-- Brief A --
From the section on other search-and-loop commands, list every command that heads an entry in its list, as written there.
-- Brief B --
Duplicate a passage from the section on other search-and-loop commands, starting at the words "After using M-x" and stopping after the words "for M-x occur.".

-- Selected extract --
19.10 Other Search-and-Loop Commands
Here are some other commands that find matches for a regular
expression. They all ignore case in matching, if the pattern contains
no upper-case letters and case-fold-search is non-nil.
Aside from occur and its variants, all operate on the text from
point to the end of the buffer, or on the region if it is active.
- M-x multi-isearch-buffers
- Prompt for one or more buffer names, ending with <RET>; then,
begin a multi-buffer incremental search in those buffers. (If the
search fails in one buffer, the next C-s tries searching the
next specified buffer, and so forth.) With a prefix argument, prompt
for a regexp and begin a multi-buffer incremental search in buffers
matching that regexp.
- M-x multi-isearch-buffers-regexp
- This command is just like
multi-isearch-buffers, except it
performs an incremental regexp search.
- M-x occur
- Prompt for a regexp, and display a list showing each line in the
buffer that contains a match for it. To limit the search to part of
the buffer, narrow to that part (see Narrowing). A numeric
argument n specifies that n lines of context are to be
displayed before and after each matching line. Currently,
occur can not correctly handle multiline matches.
The buffer ‘*Occur*’ containing the output serves as a menu for
finding the occurrences in their original context. Click
Mouse-2 on an occurrence listed in ‘*Occur*’, or position
point there and type <RET>; this switches to the buffer that was
searched and moves point to the original of the chosen occurrence.
o and C-o display the match in another window; C-o
does not select it.
After using M-x occur, you can use next-error to visit
the occurrences found, one by one. Compilation Mode.
- M-s o
- Run
occur using the search string of the last incremental
string search. You can also run M-s o when an incremental
search is active; this uses the current search string.
- M-x list-matching-lines
- Synonym for M-x occur.
- M-x multi-occur
- This command is just like
occur, except it is able to search
through multiple buffers. It asks you to specify the buffer names one
by one.

-- Rows drawn from a dataset --
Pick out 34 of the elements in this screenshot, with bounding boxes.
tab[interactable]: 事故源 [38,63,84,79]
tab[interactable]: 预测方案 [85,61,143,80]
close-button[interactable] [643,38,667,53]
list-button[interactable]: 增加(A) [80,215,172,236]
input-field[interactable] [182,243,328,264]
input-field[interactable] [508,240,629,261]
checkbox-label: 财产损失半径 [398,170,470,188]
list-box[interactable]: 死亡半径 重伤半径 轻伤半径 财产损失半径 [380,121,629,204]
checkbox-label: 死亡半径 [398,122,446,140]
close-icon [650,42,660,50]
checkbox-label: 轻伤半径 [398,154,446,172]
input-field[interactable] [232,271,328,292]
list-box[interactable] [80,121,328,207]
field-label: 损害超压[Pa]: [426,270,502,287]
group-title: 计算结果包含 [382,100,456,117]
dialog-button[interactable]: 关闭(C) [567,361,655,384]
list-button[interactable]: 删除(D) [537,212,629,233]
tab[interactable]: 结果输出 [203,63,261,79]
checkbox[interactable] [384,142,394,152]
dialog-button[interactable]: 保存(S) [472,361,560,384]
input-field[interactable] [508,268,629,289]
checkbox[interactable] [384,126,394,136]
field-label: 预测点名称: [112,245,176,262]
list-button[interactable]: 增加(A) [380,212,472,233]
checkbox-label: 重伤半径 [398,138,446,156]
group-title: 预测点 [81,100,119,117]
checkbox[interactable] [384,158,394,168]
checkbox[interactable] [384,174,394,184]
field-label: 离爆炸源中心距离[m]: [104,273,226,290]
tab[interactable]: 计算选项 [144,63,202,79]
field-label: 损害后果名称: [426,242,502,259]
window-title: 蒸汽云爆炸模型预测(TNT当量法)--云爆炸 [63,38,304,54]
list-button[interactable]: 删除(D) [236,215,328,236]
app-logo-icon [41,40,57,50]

-- Task answer A --
M-x multi-isearch-buffers
M-x multi-isearch-buffers-regexp
M-x occur
M-s o
M-x list-matching-lines
M-x multi-occur

-- Task answer B --
After using M-x occur, you can use next-error to visit
the occurrences found, one by one. Compilation Mode.
- M-s o
- Run
occur using the search string of the last incremental
string search. You can also run M-s o when an incremental
search is active; this uses the current search string.
- M-x list-matching-lines
- Synonym for M-x occur.